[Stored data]
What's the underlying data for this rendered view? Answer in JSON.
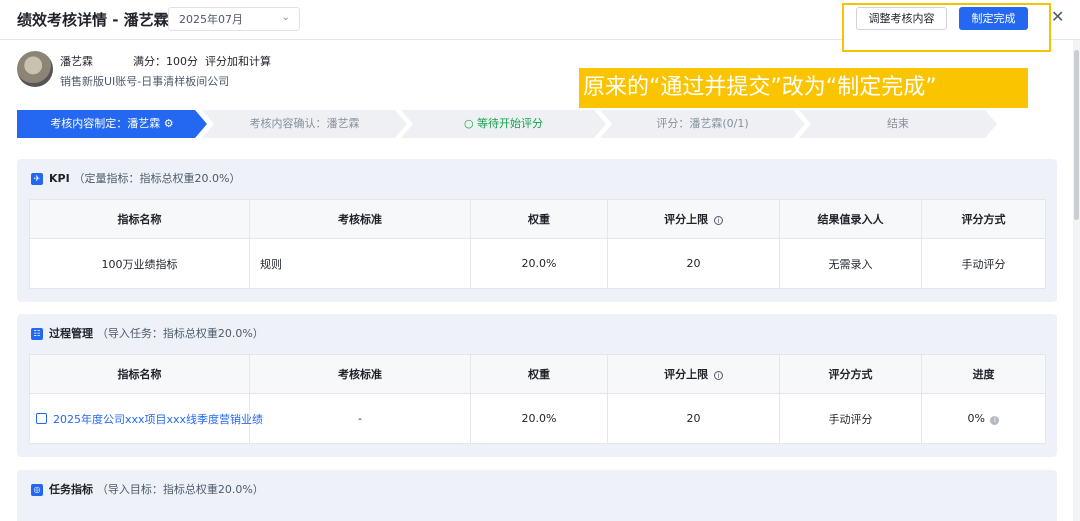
{
  "header": {
    "title": "绩效考核详情 - 潘艺霖",
    "month": "2025年07月",
    "adjust_label": "调整考核内容",
    "finish_label": "制定完成"
  },
  "profile": {
    "name": "潘艺霖",
    "full_score": "满分：100分",
    "rule": "评分加和计算",
    "dept": "销售新版UI账号-日事清样板间公司"
  },
  "annotation": "原来的“通过并提交”改为“制定完成”",
  "steps": [
    {
      "label": "考核内容制定：潘艺霖 ⚙",
      "state": "active"
    },
    {
      "label": "考核内容确认：潘艺霖",
      "state": "todo"
    },
    {
      "label": "○ 等待开始评分",
      "state": "waiting"
    },
    {
      "label": "评分：潘艺霖(0/1)",
      "state": "todo"
    },
    {
      "label": "结束",
      "state": "todo"
    }
  ],
  "kpi": {
    "title": "KPI",
    "subtitle": "（定量指标：指标总权重20.0%）",
    "headers": [
      "指标名称",
      "考核标准",
      "权重",
      "评分上限",
      "结果值录入人",
      "评分方式"
    ],
    "row": [
      "100万业绩指标",
      "规则",
      "20.0%",
      "20",
      "无需录入",
      "手动评分"
    ]
  },
  "process": {
    "title": "过程管理",
    "subtitle": "（导入任务：指标总权重20.0%）",
    "headers": [
      "指标名称",
      "考核标准",
      "权重",
      "评分上限",
      "评分方式",
      "进度"
    ],
    "row": [
      "2025年度公司xxx项目xxx线季度营销业绩",
      "-",
      "20.0%",
      "20",
      "手动评分",
      "0%"
    ]
  },
  "task": {
    "title": "任务指标",
    "subtitle": "（导入目标：指标总权重20.0%）"
  },
  "colors": {
    "primary": "#2468f2",
    "highlight": "#fbc400",
    "waiting": "#16a34a"
  }
}
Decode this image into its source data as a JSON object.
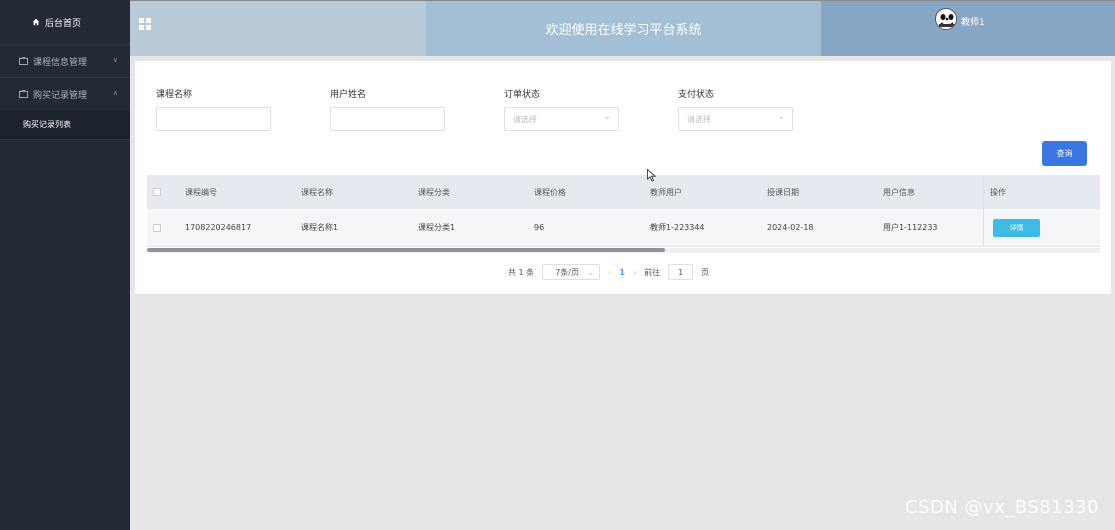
{
  "sidebar": {
    "home_label": "后台首页",
    "groups": [
      {
        "label": "课程信息管理",
        "chevron": "chevron-down"
      },
      {
        "label": "购买记录管理",
        "chevron": "chevron-up"
      }
    ],
    "sub_items": [
      {
        "label": "购买记录列表"
      }
    ]
  },
  "header": {
    "title": "欢迎使用在线学习平台系统",
    "username": "教师1"
  },
  "filters": {
    "course_name": {
      "label": "课程名称",
      "value": ""
    },
    "user_name": {
      "label": "用户姓名",
      "value": ""
    },
    "order_status": {
      "label": "订单状态",
      "placeholder": "请选择"
    },
    "pay_status": {
      "label": "支付状态",
      "placeholder": "请选择"
    }
  },
  "search_label": "查询",
  "table": {
    "headers": [
      "课程编号",
      "课程名称",
      "课程分类",
      "课程价格",
      "教师用户",
      "授课日期",
      "用户信息",
      "操作"
    ],
    "rows": [
      {
        "cells": [
          "1708220246817",
          "课程名称1",
          "课程分类1",
          "96",
          "教师1-223344",
          "2024-02-18",
          "用户1-112233"
        ],
        "action": "详情"
      }
    ]
  },
  "pagination": {
    "total": "共 1 条",
    "page_size": "7条/页",
    "current_page": "1",
    "goto_label": "前往",
    "goto_value": "1",
    "page_suffix": "页"
  },
  "watermark": "CSDN @vx_BS81330",
  "colors": {
    "sidebar_bg": "#232a36",
    "header_left": "#b9cad9",
    "header_mid": "#a3bfd6",
    "header_right": "#87a6c4",
    "primary": "#3c76e0",
    "detail_btn": "#3fbce5"
  }
}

# WHAT TO PRODUCE
Copy the records exactly as they appear, excluding images.

# WRITTEN ANSWER
What's the underlying data for this rendered view? Answer in JSON.
{
  "header": {
    "title": "绩效考核详情 - 潘艺霖",
    "month": "2025年07月",
    "adjust_label": "调整考核内容",
    "finish_label": "制定完成"
  },
  "profile": {
    "name": "潘艺霖",
    "full_score": "满分：100分",
    "rule": "评分加和计算",
    "dept": "销售新版UI账号-日事清样板间公司"
  },
  "annotation": "原来的“通过并提交”改为“制定完成”",
  "steps": [
    {
      "label": "考核内容制定：潘艺霖 ⚙",
      "state": "active"
    },
    {
      "label": "考核内容确认：潘艺霖",
      "state": "todo"
    },
    {
      "label": "○ 等待开始评分",
      "state": "waiting"
    },
    {
      "label": "评分：潘艺霖(0/1)",
      "state": "todo"
    },
    {
      "label": "结束",
      "state": "todo"
    }
  ],
  "kpi": {
    "title": "KPI",
    "subtitle": "（定量指标：指标总权重20.0%）",
    "headers": [
      "指标名称",
      "考核标准",
      "权重",
      "评分上限",
      "结果值录入人",
      "评分方式"
    ],
    "row": [
      "100万业绩指标",
      "规则",
      "20.0%",
      "20",
      "无需录入",
      "手动评分"
    ]
  },
  "process": {
    "title": "过程管理",
    "subtitle": "（导入任务：指标总权重20.0%）",
    "headers": [
      "指标名称",
      "考核标准",
      "权重",
      "评分上限",
      "评分方式",
      "进度"
    ],
    "row": [
      "2025年度公司xxx项目xxx线季度营销业绩",
      "-",
      "20.0%",
      "20",
      "手动评分",
      "0%"
    ]
  },
  "task": {
    "title": "任务指标",
    "subtitle": "（导入目标：指标总权重20.0%）"
  },
  "colors": {
    "primary": "#2468f2",
    "highlight": "#fbc400",
    "waiting": "#16a34a"
  }
}
Decode this image into its source data as a JSON object.
{
  "sidebar": {
    "home_label": "后台首页",
    "groups": [
      {
        "label": "课程信息管理",
        "chevron": "chevron-down"
      },
      {
        "label": "购买记录管理",
        "chevron": "chevron-up"
      }
    ],
    "sub_items": [
      {
        "label": "购买记录列表"
      }
    ]
  },
  "header": {
    "title": "欢迎使用在线学习平台系统",
    "username": "教师1"
  },
  "filters": {
    "course_name": {
      "label": "课程名称",
      "value": ""
    },
    "user_name": {
      "label": "用户姓名",
      "value": ""
    },
    "order_status": {
      "label": "订单状态",
      "placeholder": "请选择"
    },
    "pay_status": {
      "label": "支付状态",
      "placeholder": "请选择"
    }
  },
  "search_label": "查询",
  "table": {
    "headers": [
      "课程编号",
      "课程名称",
      "课程分类",
      "课程价格",
      "教师用户",
      "授课日期",
      "用户信息",
      "操作"
    ],
    "rows": [
      {
        "cells": [
          "1708220246817",
          "课程名称1",
          "课程分类1",
          "96",
          "教师1-223344",
          "2024-02-18",
          "用户1-112233"
        ],
        "action": "详情"
      }
    ]
  },
  "pagination": {
    "total": "共 1 条",
    "page_size": "7条/页",
    "current_page": "1",
    "goto_label": "前往",
    "goto_value": "1",
    "page_suffix": "页"
  },
  "watermark": "CSDN @vx_BS81330",
  "colors": {
    "sidebar_bg": "#232a36",
    "header_left": "#b9cad9",
    "header_mid": "#a3bfd6",
    "header_right": "#87a6c4",
    "primary": "#3c76e0",
    "detail_btn": "#3fbce5"
  }
}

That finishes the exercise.